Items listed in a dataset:
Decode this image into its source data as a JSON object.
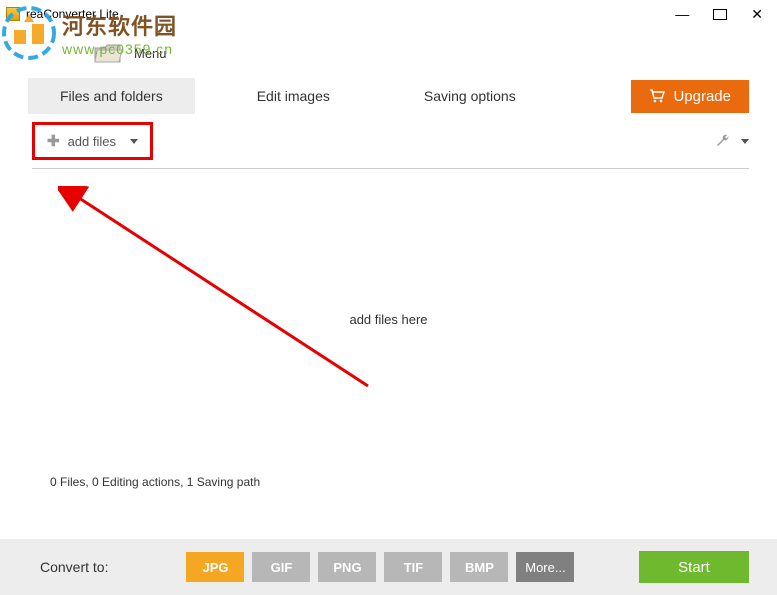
{
  "window": {
    "title": "reaConverter Lite"
  },
  "watermark": {
    "title": "河东软件园",
    "url": "www.pc0359.cn"
  },
  "menu": {
    "label": "Menu"
  },
  "tabs": {
    "files_folders": "Files and folders",
    "edit_images": "Edit images",
    "saving_options": "Saving options"
  },
  "upgrade": {
    "label": "Upgrade"
  },
  "toolbar": {
    "add_files": "add files"
  },
  "drop": {
    "placeholder": "add files here"
  },
  "status": {
    "text": "0 Files, 0 Editing actions, 1 Saving path"
  },
  "footer": {
    "convert_to": "Convert to:",
    "formats": {
      "jpg": "JPG",
      "gif": "GIF",
      "png": "PNG",
      "tif": "TIF",
      "bmp": "BMP",
      "more": "More..."
    },
    "start": "Start"
  },
  "colors": {
    "accent_orange": "#ea6a0e",
    "accent_green": "#6fb92e",
    "format_active": "#f5a623",
    "highlight_red": "#e60000"
  }
}
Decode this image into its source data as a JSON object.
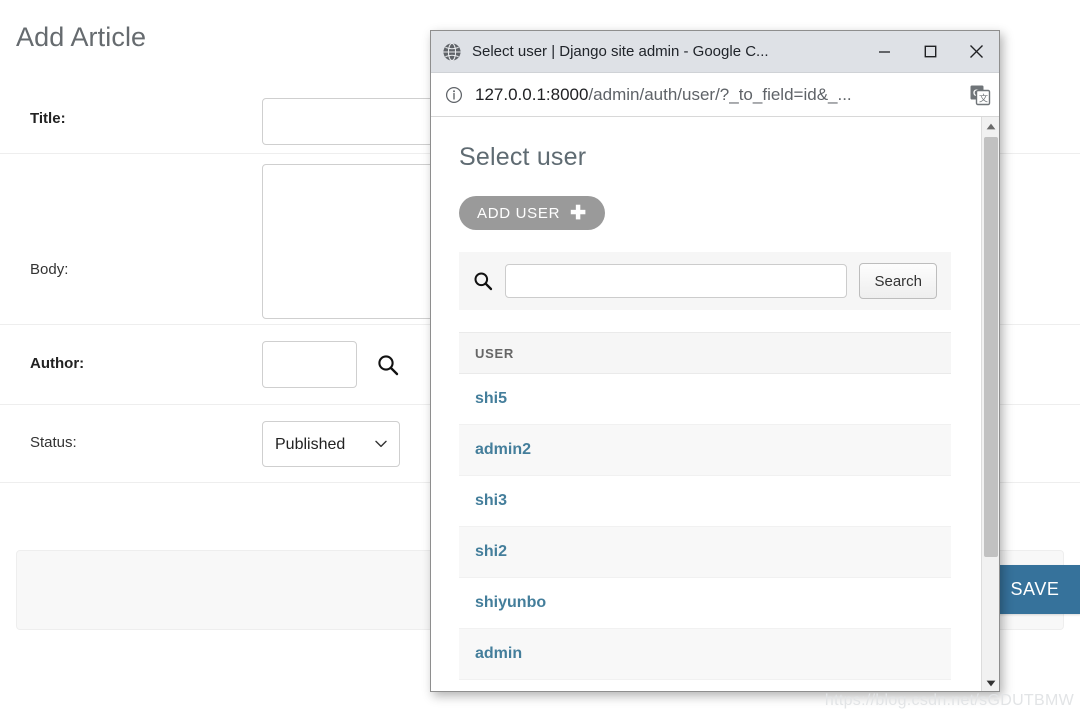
{
  "background_page": {
    "title": "Add Article",
    "fields": [
      {
        "label": "Title:",
        "required": true,
        "type": "text",
        "value": ""
      },
      {
        "label": "Body:",
        "required": false,
        "type": "textarea",
        "value": ""
      },
      {
        "label": "Author:",
        "required": true,
        "type": "lookup",
        "value": ""
      },
      {
        "label": "Status:",
        "required": false,
        "type": "select",
        "value": "Published"
      }
    ],
    "save_button": "SAVE",
    "lookup_icon": "search-icon",
    "select_arrow_icon": "chevron-down-icon"
  },
  "popup_window": {
    "titlebar": {
      "favicon": "globe-icon",
      "title": "Select user | Django site admin - Google C...",
      "minimize": "minimize-icon",
      "maximize": "maximize-icon",
      "close": "close-icon"
    },
    "addressbar": {
      "info_icon": "info-circle-icon",
      "url_host": "127.0.0.1:8000",
      "url_path": "/admin/auth/user/?_to_field=id&_...",
      "translate_icon": "translate-icon"
    },
    "content": {
      "heading": "Select user",
      "add_button": {
        "label": "ADD USER",
        "icon": "plus-icon"
      },
      "search": {
        "icon": "search-icon",
        "value": "",
        "placeholder": "",
        "button_label": "Search"
      },
      "results": {
        "column_header": "USER",
        "rows": [
          {
            "username": "shi5"
          },
          {
            "username": "admin2"
          },
          {
            "username": "shi3"
          },
          {
            "username": "shi2"
          },
          {
            "username": "shiyunbo"
          },
          {
            "username": "admin"
          }
        ]
      }
    },
    "scrollbar": {
      "up_icon": "triangle-up-icon",
      "down_icon": "triangle-down-icon"
    }
  },
  "watermark": "https://blog.csdn.net/sGDUTBMW",
  "colors": {
    "save_button": "#36729b",
    "link": "#447e9b",
    "add_user_button": "#9a9a9a",
    "titlebar": "#dee1e6",
    "row_alt": "#f8f8f8"
  }
}
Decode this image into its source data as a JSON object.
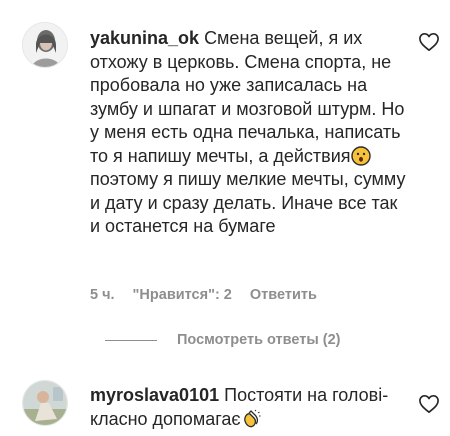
{
  "comments": [
    {
      "username": "yakunina_ok",
      "text_before_emoji": "Смена вещей, я их отхожу в церковь. Смена спорта, не пробовала но уже записалась на зумбу и шпагат и мозговой штурм. Но у меня есть одна печалька, написать то я напишу мечты, а действия",
      "emoji_icon": "hushed-face-emoji-icon",
      "text_after_emoji": " поэтому я пишу мелкие мечты, сумму и дату и сразу делать. Иначе все так и останется на бумаге",
      "time": "5 ч.",
      "likes": "\"Нравится\": 2",
      "reply": "Ответить",
      "view_replies": "Посмотреть ответы (2)"
    },
    {
      "username": "myroslava0101",
      "text_before_emoji": "Постояти на голові-класно допомагає",
      "emoji_icon": "clapping-hands-emoji-icon"
    }
  ],
  "colors": {
    "text": "#262626",
    "secondary": "#8e8e8e",
    "emoji_yellow": "#f7c23a",
    "emoji_outline": "#2b2b2b"
  },
  "icons": [
    "avatar",
    "heart-outline-icon",
    "hushed-face-emoji-icon",
    "clapping-hands-emoji-icon"
  ]
}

▸ TO DO
Your task is to repeat the data above exactly while excluding the pictures.

▸ CORRECT RESPONSE
Decode this image into its source data as a JSON object.
{
  "window": {
    "title": "reaConverter Lite"
  },
  "watermark": {
    "title": "河东软件园",
    "url": "www.pc0359.cn"
  },
  "menu": {
    "label": "Menu"
  },
  "tabs": {
    "files_folders": "Files and folders",
    "edit_images": "Edit images",
    "saving_options": "Saving options"
  },
  "upgrade": {
    "label": "Upgrade"
  },
  "toolbar": {
    "add_files": "add files"
  },
  "drop": {
    "placeholder": "add files here"
  },
  "status": {
    "text": "0 Files, 0 Editing actions, 1 Saving path"
  },
  "footer": {
    "convert_to": "Convert to:",
    "formats": {
      "jpg": "JPG",
      "gif": "GIF",
      "png": "PNG",
      "tif": "TIF",
      "bmp": "BMP",
      "more": "More..."
    },
    "start": "Start"
  },
  "colors": {
    "accent_orange": "#ea6a0e",
    "accent_green": "#6fb92e",
    "format_active": "#f5a623",
    "highlight_red": "#e60000"
  }
}
Decode this image into its source data as a JSON object.
{
  "background_page": {
    "title": "Add Article",
    "fields": [
      {
        "label": "Title:",
        "required": true,
        "type": "text",
        "value": ""
      },
      {
        "label": "Body:",
        "required": false,
        "type": "textarea",
        "value": ""
      },
      {
        "label": "Author:",
        "required": true,
        "type": "lookup",
        "value": ""
      },
      {
        "label": "Status:",
        "required": false,
        "type": "select",
        "value": "Published"
      }
    ],
    "save_button": "SAVE",
    "lookup_icon": "search-icon",
    "select_arrow_icon": "chevron-down-icon"
  },
  "popup_window": {
    "titlebar": {
      "favicon": "globe-icon",
      "title": "Select user | Django site admin - Google C...",
      "minimize": "minimize-icon",
      "maximize": "maximize-icon",
      "close": "close-icon"
    },
    "addressbar": {
      "info_icon": "info-circle-icon",
      "url_host": "127.0.0.1:8000",
      "url_path": "/admin/auth/user/?_to_field=id&_...",
      "translate_icon": "translate-icon"
    },
    "content": {
      "heading": "Select user",
      "add_button": {
        "label": "ADD USER",
        "icon": "plus-icon"
      },
      "search": {
        "icon": "search-icon",
        "value": "",
        "placeholder": "",
        "button_label": "Search"
      },
      "results": {
        "column_header": "USER",
        "rows": [
          {
            "username": "shi5"
          },
          {
            "username": "admin2"
          },
          {
            "username": "shi3"
          },
          {
            "username": "shi2"
          },
          {
            "username": "shiyunbo"
          },
          {
            "username": "admin"
          }
        ]
      }
    },
    "scrollbar": {
      "up_icon": "triangle-up-icon",
      "down_icon": "triangle-down-icon"
    }
  },
  "watermark": "https://blog.csdn.net/sGDUTBMW",
  "colors": {
    "save_button": "#36729b",
    "link": "#447e9b",
    "add_user_button": "#9a9a9a",
    "titlebar": "#dee1e6",
    "row_alt": "#f8f8f8"
  }
}
Decode this image into its source data as a JSON object.
{
  "comments": [
    {
      "username": "yakunina_ok",
      "text_before_emoji": "Смена вещей, я их отхожу в церковь. Смена спорта, не пробовала но уже записалась на зумбу и шпагат и мозговой штурм. Но у меня есть одна печалька, написать то я напишу мечты, а действия",
      "emoji_icon": "hushed-face-emoji-icon",
      "text_after_emoji": " поэтому я пишу мелкие мечты, сумму и дату и сразу делать. Иначе все так и останется на бумаге",
      "time": "5 ч.",
      "likes": "\"Нравится\": 2",
      "reply": "Ответить",
      "view_replies": "Посмотреть ответы (2)"
    },
    {
      "username": "myroslava0101",
      "text_before_emoji": "Постояти на голові-класно допомагає",
      "emoji_icon": "clapping-hands-emoji-icon"
    }
  ],
  "colors": {
    "text": "#262626",
    "secondary": "#8e8e8e",
    "emoji_yellow": "#f7c23a",
    "emoji_outline": "#2b2b2b"
  },
  "icons": [
    "avatar",
    "heart-outline-icon",
    "hushed-face-emoji-icon",
    "clapping-hands-emoji-icon"
  ]
}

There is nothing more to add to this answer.